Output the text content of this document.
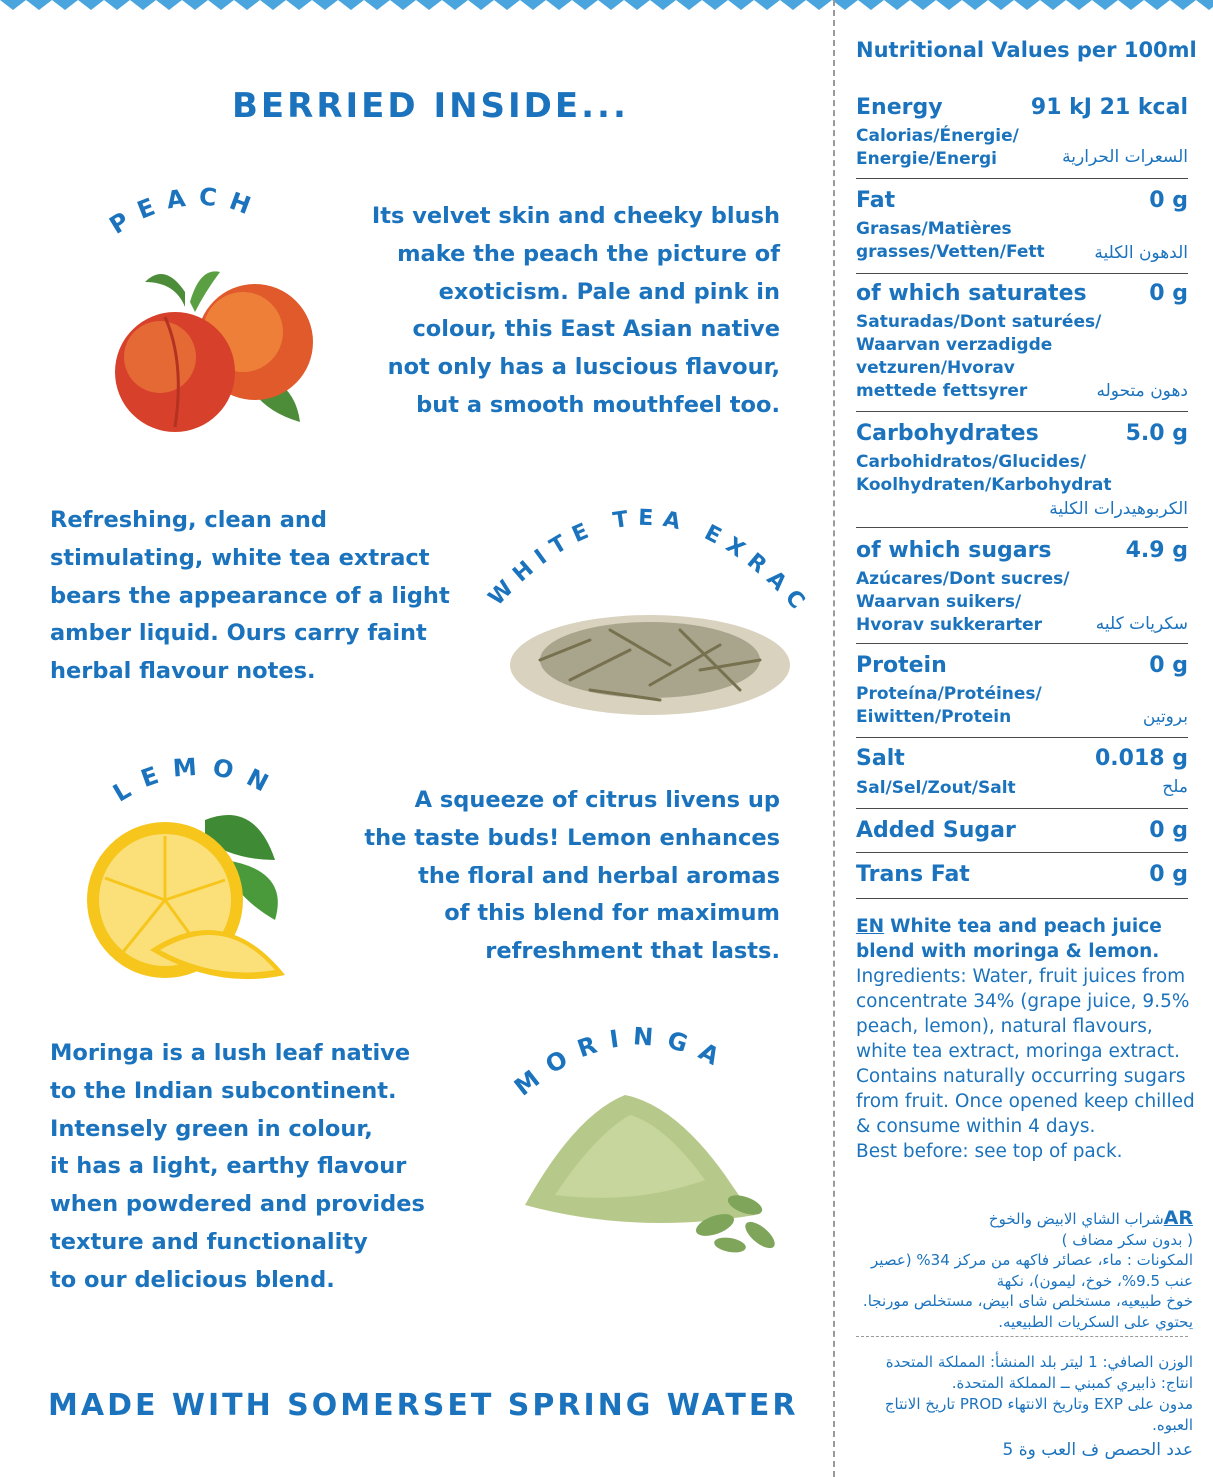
BERRIED INSIDE...
PEACH	Its velvet skin and cheeky blush
make the peach the picture of
exoticism. Pale and pink in
colour, this East Asian native
not only has a luscious flavour,
but a smooth mouthfeel too.
Refreshing, clean and
stimulating, white tea extract
bears the appearance of a light
amber liquid. Ours carry faint
herbal flavour notes.
WHITE TEA EXRACT
LEMON	A squeeze of citrus livens up
the taste buds! Lemon enhances
the floral and herbal aromas
of this blend for maximum
refreshment that lasts.
Moringa is a lush leaf native
to the Indian subcontinent.
Intensely green in colour,
it has a light, earthy flavour
when powdered and provides
texture and functionality
to our delicious blend.
MORINGA
MADE WITH SOMERSET SPRING WATER
Nutritional Values per 100ml
Energy	91 kJ 21 kcal
Calorias/Énergie/
Energie/Energi	السعرات الحرارية
Fat	0 g
Grasas/Matières
grasses/Vetten/Fett	الدهون الكلية
of which saturates	0 g
Saturadas/Dont saturées/
Waarvan verzadigde
vetzuren/Hvorav
mettede fettsyrer	دهون متحوله
Carbohydrates	5.0 g
Carbohidratos/Glucides/
Koolhydraten/Karbohydrat
الكربوهيدرات الكلية
of which sugars	4.9 g
Azúcares/Dont sucres/
Waarvan suikers/
Hvorav sukkerarter	سكريات كليه
Protein	0 g
Proteína/Protéines/
Eiwitten/Protein	بروتين
Salt	0.018 g
Sal/Sel/Zout/Salt	ملح
Added Sugar	0 g
Trans Fat	0 g

EN White tea and peach juice blend with moringa & lemon.
Ingredients: Water, fruit juices from concentrate 34% (grape juice, 9.5% peach, lemon), natural flavours, white tea extract, moringa extract. Contains naturally occurring sugars from fruit. Once opened keep chilled & consume within 4 days.
Best before: see top of pack.

ARشراب الشاي الابيض والخوخ

( بدون سكر مضاف )

المكونات : ماء، عصائر فاكهه من مركز 34% (عصير عنب 9.5%، خوخ، ليمون)، نكهة

خوخ طبيعيه، مستخلص شاى ابيض، مستخلص مورنجا.

يحتوي على السكريات الطبيعيه.

الوزن الصافي: 1 ليتر بلد المنشأ: المملكة المتحدة

انتاج: ذابيري كمبني ــ المملكة المتحدة.

مدون على EXP وتاريخ الانتهاء PROD تاريخ الانتاج العبوه.

عدد الحصص ف العب وة 5
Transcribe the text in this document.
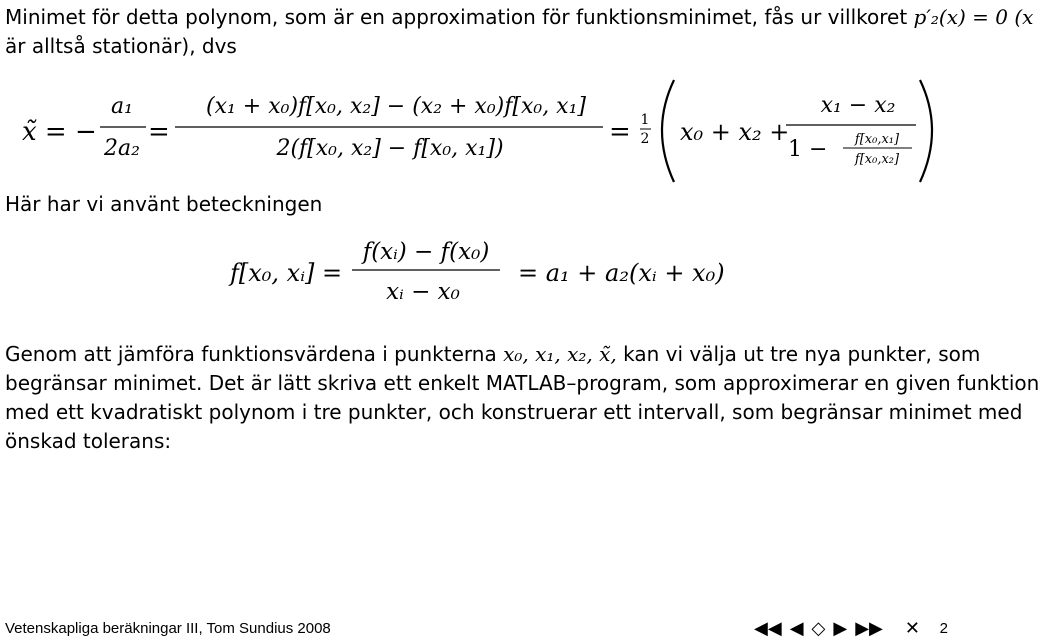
Minimet för detta polynom, som är en approximation för funktionsminimet, fås ur villkoret p′₂(x) = 0 (x
är alltså stationär), dvs
x̃ = −
a₁
2a₂
=
(x₁ + x₀)f[x₀, x₂] − (x₂ + x₀)f[x₀, x₁]
2(f[x₀, x₂] − f[x₀, x₁])
= 1
2 x₀ + x₂ +
x₁ − x₂
1 − f[x₀,x₁]
f[x₀,x₂]
Här har vi använt beteckningen
f[x₀, xᵢ] =
f(xᵢ) − f(x₀)
xᵢ − x₀
= a₁ + a₂(xᵢ + x₀)
Genom att jämföra funktionsvärdena i punkterna x₀, x₁, x₂, x̃, kan vi välja ut tre nya punkter, som
begränsar minimet. Det är lätt skriva ett enkelt MATLAB–program, som approximerar en given funktion
med ett kvadratiskt polynom i tre punkter, och konstruerar ett intervall, som begränsar minimet med
önskad tolerans:
Vetenskapliga beräkningar III, Tom Sundius 2008	◀◀ ◀ ◇ ▶ ▶▶ ✕ 2
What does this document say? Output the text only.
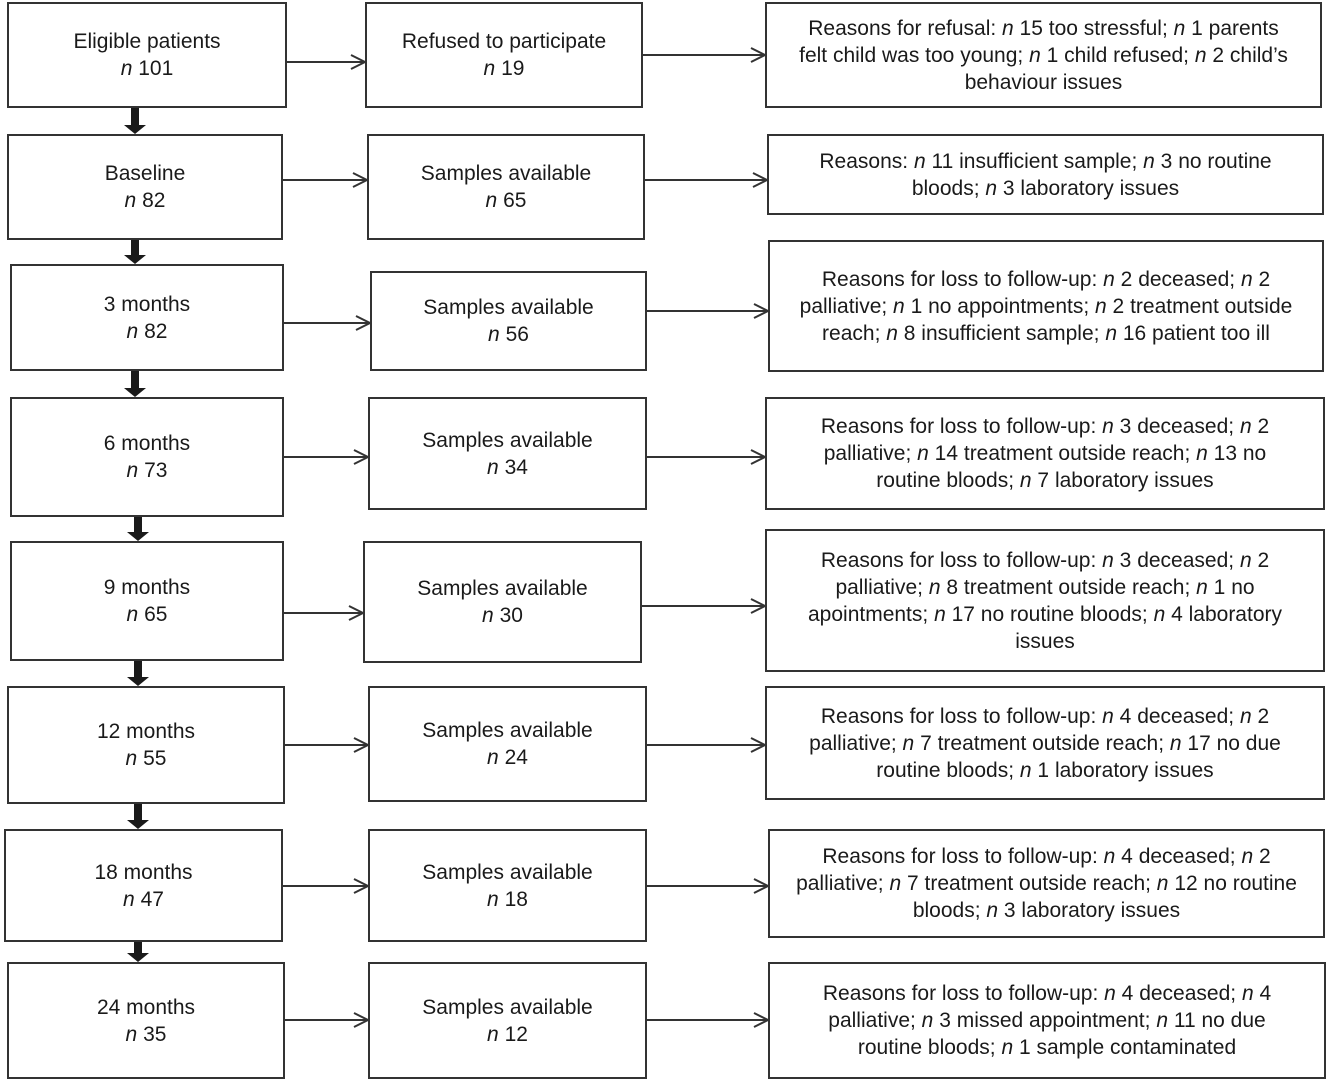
Eligible patients
n 101
Refused to participate
n 19
Reasons for refusal: n 15 too stressful; n 1 parents felt child was too young; n 1 child refused; n 2 child’s behaviour issues
Baseline
n 82
Samples available
n 65
Reasons: n 11 insufficient sample; n 3 no routine bloods; n 3 laboratory issues
3 months
n 82
Samples available
n 56
Reasons for loss to follow-up: n 2 deceased; n 2 palliative; n 1 no appointments; n 2 treatment outside reach; n 8 insufficient sample; n 16 patient too ill
6 months
n 73
Samples available
n 34
Reasons for loss to follow-up: n 3 deceased; n 2 palliative; n 14 treatment outside reach; n 13 no routine bloods; n 7 laboratory issues
9 months
n 65
Samples available
n 30
Reasons for loss to follow-up: n 3 deceased; n 2 palliative; n 8 treatment outside reach; n 1 no apointments; n 17 no routine bloods; n 4 laboratory issues
12 months
n 55
Samples available
n 24
Reasons for loss to follow-up: n 4 deceased; n 2 palliative; n 7 treatment outside reach; n 17 no due routine bloods; n 1 laboratory issues
18 months
n 47
Samples available
n 18
Reasons for loss to follow-up: n 4 deceased; n 2 palliative; n 7 treatment outside reach; n 12 no routine bloods; n 3 laboratory issues
24 months
n 35
Samples available
n 12
Reasons for loss to follow-up: n 4 deceased; n 4 palliative; n 3 missed appointment; n 11 no due routine bloods; n 1 sample contaminated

=-=-=

REQUIREMENT
Nothing but the lines from the one holding "What does this" through the final line of the entries should be retyped, exactly as they stand and without pictures.

OUTPUT
What does this document say? Output the text only.
Eligible patients
n 101
Refused to participate
n 19
Reasons for refusal: n 15 too stressful; n 1 parents felt child was too young; n 1 child refused; n 2 child’s behaviour issues
Baseline
n 82
Samples available
n 65
Reasons: n 11 insufficient sample; n 3 no routine bloods; n 3 laboratory issues
3 months
n 82
Samples available
n 56
Reasons for loss to follow-up: n 2 deceased; n 2 palliative; n 1 no appointments; n 2 treatment outside reach; n 8 insufficient sample; n 16 patient too ill
6 months
n 73
Samples available
n 34
Reasons for loss to follow-up: n 3 deceased; n 2 palliative; n 14 treatment outside reach; n 13 no routine bloods; n 7 laboratory issues
9 months
n 65
Samples available
n 30
Reasons for loss to follow-up: n 3 deceased; n 2 palliative; n 8 treatment outside reach; n 1 no apointments; n 17 no routine bloods; n 4 laboratory issues
12 months
n 55
Samples available
n 24
Reasons for loss to follow-up: n 4 deceased; n 2 palliative; n 7 treatment outside reach; n 17 no due routine bloods; n 1 laboratory issues
18 months
n 47
Samples available
n 18
Reasons for loss to follow-up: n 4 deceased; n 2 palliative; n 7 treatment outside reach; n 12 no routine bloods; n 3 laboratory issues
24 months
n 35
Samples available
n 12
Reasons for loss to follow-up: n 4 deceased; n 4 palliative; n 3 missed appointment; n 11 no due routine bloods; n 1 sample contaminated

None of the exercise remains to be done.